▸ Exercise goal: Reproduce each line from the records that holds "Description".

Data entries
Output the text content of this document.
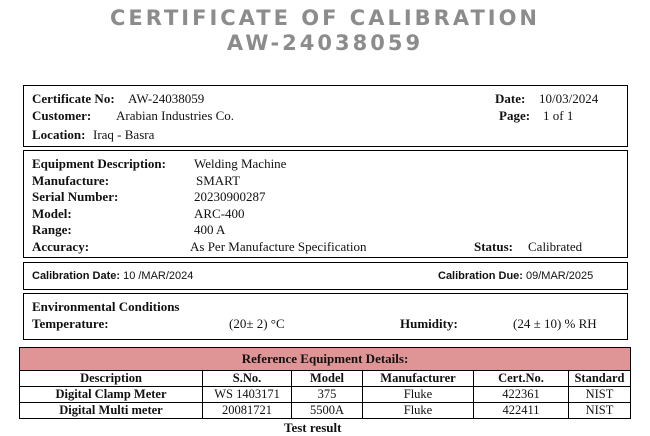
CERTIFICATE OF CALIBRATION
AW-24038059
Certificate No: AW-24038059	Date: 10/03/2024
Customer: Arabian Industries Co.	Page: 1 of 1
Location: Iraq - Basra
Equipment Description: Welding Machine
Manufacture:	SMART
Serial Number:	20230900287
Model:	ARC-400
Range:	400 A
Accuracy:	As Per Manufacture Specification	Status: Calibrated
Calibration Date: 10 /MAR/2024	Calibration Due: 09/MAR/2025
Environmental Conditions
Temperature:	(20± 2) °C	Humidity:	(24 ± 10) % RH
Reference Equipment Details:					
Description	S.No.	Model	Manufacturer	Cert.No.	Standard
Digital Clamp Meter	WS 1403171	375	Fluke	422361	NIST
Digital Multi meter	20081721	5500A	Fluke	422411	NIST
Test result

▸ Task answer:
Equipment Description: Welding Machine
Description	S.No.	Model	Manufacturer	Cert.No.	Standard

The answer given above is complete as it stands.